(begin)

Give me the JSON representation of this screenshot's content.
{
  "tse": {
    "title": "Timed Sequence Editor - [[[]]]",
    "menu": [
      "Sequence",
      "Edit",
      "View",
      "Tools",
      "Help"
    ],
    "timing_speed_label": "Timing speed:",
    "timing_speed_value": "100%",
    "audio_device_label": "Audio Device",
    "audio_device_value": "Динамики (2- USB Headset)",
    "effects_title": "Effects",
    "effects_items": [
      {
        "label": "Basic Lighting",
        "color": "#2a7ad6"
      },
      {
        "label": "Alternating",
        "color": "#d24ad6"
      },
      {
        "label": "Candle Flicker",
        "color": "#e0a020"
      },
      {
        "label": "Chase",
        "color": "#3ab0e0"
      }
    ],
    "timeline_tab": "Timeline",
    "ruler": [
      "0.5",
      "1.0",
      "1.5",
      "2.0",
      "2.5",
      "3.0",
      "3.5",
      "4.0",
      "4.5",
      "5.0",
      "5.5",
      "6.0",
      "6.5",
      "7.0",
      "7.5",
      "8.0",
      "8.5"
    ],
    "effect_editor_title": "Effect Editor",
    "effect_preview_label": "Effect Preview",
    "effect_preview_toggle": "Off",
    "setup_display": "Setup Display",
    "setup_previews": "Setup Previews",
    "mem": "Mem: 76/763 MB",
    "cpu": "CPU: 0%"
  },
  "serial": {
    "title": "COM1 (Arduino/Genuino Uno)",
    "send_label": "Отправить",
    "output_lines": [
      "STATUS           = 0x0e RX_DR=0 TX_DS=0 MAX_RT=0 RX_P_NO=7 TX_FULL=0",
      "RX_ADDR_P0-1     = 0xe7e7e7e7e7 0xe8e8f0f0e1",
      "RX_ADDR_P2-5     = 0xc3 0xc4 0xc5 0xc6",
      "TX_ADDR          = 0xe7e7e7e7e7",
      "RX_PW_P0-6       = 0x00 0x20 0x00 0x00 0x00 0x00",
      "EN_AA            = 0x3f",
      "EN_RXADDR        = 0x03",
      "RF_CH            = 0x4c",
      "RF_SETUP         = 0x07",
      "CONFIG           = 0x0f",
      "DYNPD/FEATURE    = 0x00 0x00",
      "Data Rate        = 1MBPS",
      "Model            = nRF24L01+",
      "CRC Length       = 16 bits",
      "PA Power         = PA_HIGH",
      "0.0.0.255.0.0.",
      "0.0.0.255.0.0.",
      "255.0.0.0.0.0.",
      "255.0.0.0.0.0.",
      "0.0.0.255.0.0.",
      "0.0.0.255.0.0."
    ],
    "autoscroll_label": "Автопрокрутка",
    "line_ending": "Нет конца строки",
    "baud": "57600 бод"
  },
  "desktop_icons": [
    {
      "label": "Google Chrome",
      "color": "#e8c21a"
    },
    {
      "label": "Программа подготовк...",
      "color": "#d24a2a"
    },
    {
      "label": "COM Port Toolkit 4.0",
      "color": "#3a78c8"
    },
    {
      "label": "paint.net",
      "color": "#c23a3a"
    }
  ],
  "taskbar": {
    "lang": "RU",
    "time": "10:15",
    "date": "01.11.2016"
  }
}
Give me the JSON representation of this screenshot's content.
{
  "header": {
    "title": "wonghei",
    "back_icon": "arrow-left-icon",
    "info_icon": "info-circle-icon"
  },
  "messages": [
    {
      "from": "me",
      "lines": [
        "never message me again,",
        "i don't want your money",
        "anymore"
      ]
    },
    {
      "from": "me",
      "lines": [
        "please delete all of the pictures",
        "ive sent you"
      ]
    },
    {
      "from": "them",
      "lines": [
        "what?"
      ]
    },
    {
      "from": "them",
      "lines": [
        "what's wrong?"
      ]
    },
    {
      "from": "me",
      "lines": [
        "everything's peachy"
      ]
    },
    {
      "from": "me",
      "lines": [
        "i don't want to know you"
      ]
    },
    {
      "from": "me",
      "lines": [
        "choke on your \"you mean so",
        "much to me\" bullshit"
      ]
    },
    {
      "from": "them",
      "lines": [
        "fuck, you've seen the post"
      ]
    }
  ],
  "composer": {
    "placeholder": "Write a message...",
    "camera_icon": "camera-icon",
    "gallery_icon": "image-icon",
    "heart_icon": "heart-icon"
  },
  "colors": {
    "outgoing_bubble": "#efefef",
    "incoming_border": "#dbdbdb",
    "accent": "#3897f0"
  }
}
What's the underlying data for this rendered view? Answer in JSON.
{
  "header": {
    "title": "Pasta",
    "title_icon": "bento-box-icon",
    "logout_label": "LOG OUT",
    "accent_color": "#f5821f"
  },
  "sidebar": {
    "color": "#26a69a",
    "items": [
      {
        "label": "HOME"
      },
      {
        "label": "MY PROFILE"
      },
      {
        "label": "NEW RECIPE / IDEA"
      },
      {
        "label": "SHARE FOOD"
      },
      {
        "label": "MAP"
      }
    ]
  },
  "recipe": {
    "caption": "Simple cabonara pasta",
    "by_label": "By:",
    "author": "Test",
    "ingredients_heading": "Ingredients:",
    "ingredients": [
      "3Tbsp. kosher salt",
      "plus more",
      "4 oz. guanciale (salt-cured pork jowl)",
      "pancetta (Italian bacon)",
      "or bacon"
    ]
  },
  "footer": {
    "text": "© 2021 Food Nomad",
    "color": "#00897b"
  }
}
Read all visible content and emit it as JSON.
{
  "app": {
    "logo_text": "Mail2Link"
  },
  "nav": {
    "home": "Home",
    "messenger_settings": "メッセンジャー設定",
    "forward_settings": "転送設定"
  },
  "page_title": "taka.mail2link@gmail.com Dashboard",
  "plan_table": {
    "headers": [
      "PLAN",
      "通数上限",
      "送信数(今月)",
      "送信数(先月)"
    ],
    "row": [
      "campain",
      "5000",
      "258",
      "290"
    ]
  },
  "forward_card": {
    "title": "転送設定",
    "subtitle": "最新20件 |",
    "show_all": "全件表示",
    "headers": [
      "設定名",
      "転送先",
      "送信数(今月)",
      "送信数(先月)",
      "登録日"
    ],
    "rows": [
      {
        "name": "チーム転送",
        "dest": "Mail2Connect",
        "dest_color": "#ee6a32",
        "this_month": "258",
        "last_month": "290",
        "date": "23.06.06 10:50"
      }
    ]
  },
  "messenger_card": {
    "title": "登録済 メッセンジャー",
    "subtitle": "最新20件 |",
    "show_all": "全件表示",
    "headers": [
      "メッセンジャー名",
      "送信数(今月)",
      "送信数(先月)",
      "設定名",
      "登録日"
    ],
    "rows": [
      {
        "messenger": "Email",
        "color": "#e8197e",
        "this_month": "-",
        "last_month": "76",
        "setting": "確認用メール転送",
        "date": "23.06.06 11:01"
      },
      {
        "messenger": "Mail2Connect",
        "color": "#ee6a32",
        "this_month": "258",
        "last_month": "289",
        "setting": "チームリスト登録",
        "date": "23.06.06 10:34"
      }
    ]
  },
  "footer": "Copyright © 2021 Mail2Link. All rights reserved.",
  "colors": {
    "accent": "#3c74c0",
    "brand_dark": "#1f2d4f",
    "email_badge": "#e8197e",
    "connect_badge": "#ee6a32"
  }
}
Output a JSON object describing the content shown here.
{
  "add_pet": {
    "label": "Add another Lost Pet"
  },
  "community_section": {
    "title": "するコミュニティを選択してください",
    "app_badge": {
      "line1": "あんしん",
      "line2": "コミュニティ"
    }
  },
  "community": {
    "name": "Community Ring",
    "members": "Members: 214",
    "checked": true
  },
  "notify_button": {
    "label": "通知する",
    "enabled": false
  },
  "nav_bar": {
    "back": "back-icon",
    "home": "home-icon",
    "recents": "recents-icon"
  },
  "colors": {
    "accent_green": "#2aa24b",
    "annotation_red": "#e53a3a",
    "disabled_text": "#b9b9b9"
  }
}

(end)

What you have to do
Transcribe the data. Leave every line exactly as it is.

Complete output
Give me the JSON representation of this screenshot's content.
{
  "tse": {
    "title": "Timed Sequence Editor - [[[]]]",
    "menu": [
      "Sequence",
      "Edit",
      "View",
      "Tools",
      "Help"
    ],
    "timing_speed_label": "Timing speed:",
    "timing_speed_value": "100%",
    "audio_device_label": "Audio Device",
    "audio_device_value": "Динамики (2- USB Headset)",
    "effects_title": "Effects",
    "effects_items": [
      {
        "label": "Basic Lighting",
        "color": "#2a7ad6"
      },
      {
        "label": "Alternating",
        "color": "#d24ad6"
      },
      {
        "label": "Candle Flicker",
        "color": "#e0a020"
      },
      {
        "label": "Chase",
        "color": "#3ab0e0"
      }
    ],
    "timeline_tab": "Timeline",
    "ruler": [
      "0.5",
      "1.0",
      "1.5",
      "2.0",
      "2.5",
      "3.0",
      "3.5",
      "4.0",
      "4.5",
      "5.0",
      "5.5",
      "6.0",
      "6.5",
      "7.0",
      "7.5",
      "8.0",
      "8.5"
    ],
    "effect_editor_title": "Effect Editor",
    "effect_preview_label": "Effect Preview",
    "effect_preview_toggle": "Off",
    "setup_display": "Setup Display",
    "setup_previews": "Setup Previews",
    "mem": "Mem: 76/763 MB",
    "cpu": "CPU: 0%"
  },
  "serial": {
    "title": "COM1 (Arduino/Genuino Uno)",
    "send_label": "Отправить",
    "output_lines": [
      "STATUS           = 0x0e RX_DR=0 TX_DS=0 MAX_RT=0 RX_P_NO=7 TX_FULL=0",
      "RX_ADDR_P0-1     = 0xe7e7e7e7e7 0xe8e8f0f0e1",
      "RX_ADDR_P2-5     = 0xc3 0xc4 0xc5 0xc6",
      "TX_ADDR          = 0xe7e7e7e7e7",
      "RX_PW_P0-6       = 0x00 0x20 0x00 0x00 0x00 0x00",
      "EN_AA            = 0x3f",
      "EN_RXADDR        = 0x03",
      "RF_CH            = 0x4c",
      "RF_SETUP         = 0x07",
      "CONFIG           = 0x0f",
      "DYNPD/FEATURE    = 0x00 0x00",
      "Data Rate        = 1MBPS",
      "Model            = nRF24L01+",
      "CRC Length       = 16 bits",
      "PA Power         = PA_HIGH",
      "0.0.0.255.0.0.",
      "0.0.0.255.0.0.",
      "255.0.0.0.0.0.",
      "255.0.0.0.0.0.",
      "0.0.0.255.0.0.",
      "0.0.0.255.0.0."
    ],
    "autoscroll_label": "Автопрокрутка",
    "line_ending": "Нет конца строки",
    "baud": "57600 бод"
  },
  "desktop_icons": [
    {
      "label": "Google Chrome",
      "color": "#e8c21a"
    },
    {
      "label": "Программа подготовк...",
      "color": "#d24a2a"
    },
    {
      "label": "COM Port Toolkit 4.0",
      "color": "#3a78c8"
    },
    {
      "label": "paint.net",
      "color": "#c23a3a"
    }
  ],
  "taskbar": {
    "lang": "RU",
    "time": "10:15",
    "date": "01.11.2016"
  }
}
Give me the JSON representation of this screenshot's content.
{
  "header": {
    "title": "wonghei",
    "back_icon": "arrow-left-icon",
    "info_icon": "info-circle-icon"
  },
  "messages": [
    {
      "from": "me",
      "lines": [
        "never message me again,",
        "i don't want your money",
        "anymore"
      ]
    },
    {
      "from": "me",
      "lines": [
        "please delete all of the pictures",
        "ive sent you"
      ]
    },
    {
      "from": "them",
      "lines": [
        "what?"
      ]
    },
    {
      "from": "them",
      "lines": [
        "what's wrong?"
      ]
    },
    {
      "from": "me",
      "lines": [
        "everything's peachy"
      ]
    },
    {
      "from": "me",
      "lines": [
        "i don't want to know you"
      ]
    },
    {
      "from": "me",
      "lines": [
        "choke on your \"you mean so",
        "much to me\" bullshit"
      ]
    },
    {
      "from": "them",
      "lines": [
        "fuck, you've seen the post"
      ]
    }
  ],
  "composer": {
    "placeholder": "Write a message...",
    "camera_icon": "camera-icon",
    "gallery_icon": "image-icon",
    "heart_icon": "heart-icon"
  },
  "colors": {
    "outgoing_bubble": "#efefef",
    "incoming_border": "#dbdbdb",
    "accent": "#3897f0"
  }
}
What's the underlying data for this rendered view? Answer in JSON.
{
  "header": {
    "title": "Pasta",
    "title_icon": "bento-box-icon",
    "logout_label": "LOG OUT",
    "accent_color": "#f5821f"
  },
  "sidebar": {
    "color": "#26a69a",
    "items": [
      {
        "label": "HOME"
      },
      {
        "label": "MY PROFILE"
      },
      {
        "label": "NEW RECIPE / IDEA"
      },
      {
        "label": "SHARE FOOD"
      },
      {
        "label": "MAP"
      }
    ]
  },
  "recipe": {
    "caption": "Simple cabonara pasta",
    "by_label": "By:",
    "author": "Test",
    "ingredients_heading": "Ingredients:",
    "ingredients": [
      "3Tbsp. kosher salt",
      "plus more",
      "4 oz. guanciale (salt-cured pork jowl)",
      "pancetta (Italian bacon)",
      "or bacon"
    ]
  },
  "footer": {
    "text": "© 2021 Food Nomad",
    "color": "#00897b"
  }
}
Read all visible content and emit it as JSON.
{
  "app": {
    "logo_text": "Mail2Link"
  },
  "nav": {
    "home": "Home",
    "messenger_settings": "メッセンジャー設定",
    "forward_settings": "転送設定"
  },
  "page_title": "taka.mail2link@gmail.com Dashboard",
  "plan_table": {
    "headers": [
      "PLAN",
      "通数上限",
      "送信数(今月)",
      "送信数(先月)"
    ],
    "row": [
      "campain",
      "5000",
      "258",
      "290"
    ]
  },
  "forward_card": {
    "title": "転送設定",
    "subtitle": "最新20件 |",
    "show_all": "全件表示",
    "headers": [
      "設定名",
      "転送先",
      "送信数(今月)",
      "送信数(先月)",
      "登録日"
    ],
    "rows": [
      {
        "name": "チーム転送",
        "dest": "Mail2Connect",
        "dest_color": "#ee6a32",
        "this_month": "258",
        "last_month": "290",
        "date": "23.06.06 10:50"
      }
    ]
  },
  "messenger_card": {
    "title": "登録済 メッセンジャー",
    "subtitle": "最新20件 |",
    "show_all": "全件表示",
    "headers": [
      "メッセンジャー名",
      "送信数(今月)",
      "送信数(先月)",
      "設定名",
      "登録日"
    ],
    "rows": [
      {
        "messenger": "Email",
        "color": "#e8197e",
        "this_month": "-",
        "last_month": "76",
        "setting": "確認用メール転送",
        "date": "23.06.06 11:01"
      },
      {
        "messenger": "Mail2Connect",
        "color": "#ee6a32",
        "this_month": "258",
        "last_month": "289",
        "setting": "チームリスト登録",
        "date": "23.06.06 10:34"
      }
    ]
  },
  "footer": "Copyright © 2021 Mail2Link. All rights reserved.",
  "colors": {
    "accent": "#3c74c0",
    "brand_dark": "#1f2d4f",
    "email_badge": "#e8197e",
    "connect_badge": "#ee6a32"
  }
}
Output a JSON object describing the content shown here.
{
  "add_pet": {
    "label": "Add another Lost Pet"
  },
  "community_section": {
    "title": "するコミュニティを選択してください",
    "app_badge": {
      "line1": "あんしん",
      "line2": "コミュニティ"
    }
  },
  "community": {
    "name": "Community Ring",
    "members": "Members: 214",
    "checked": true
  },
  "notify_button": {
    "label": "通知する",
    "enabled": false
  },
  "nav_bar": {
    "back": "back-icon",
    "home": "home-icon",
    "recents": "recents-icon"
  },
  "colors": {
    "accent_green": "#2aa24b",
    "annotation_red": "#e53a3a",
    "disabled_text": "#b9b9b9"
  }
}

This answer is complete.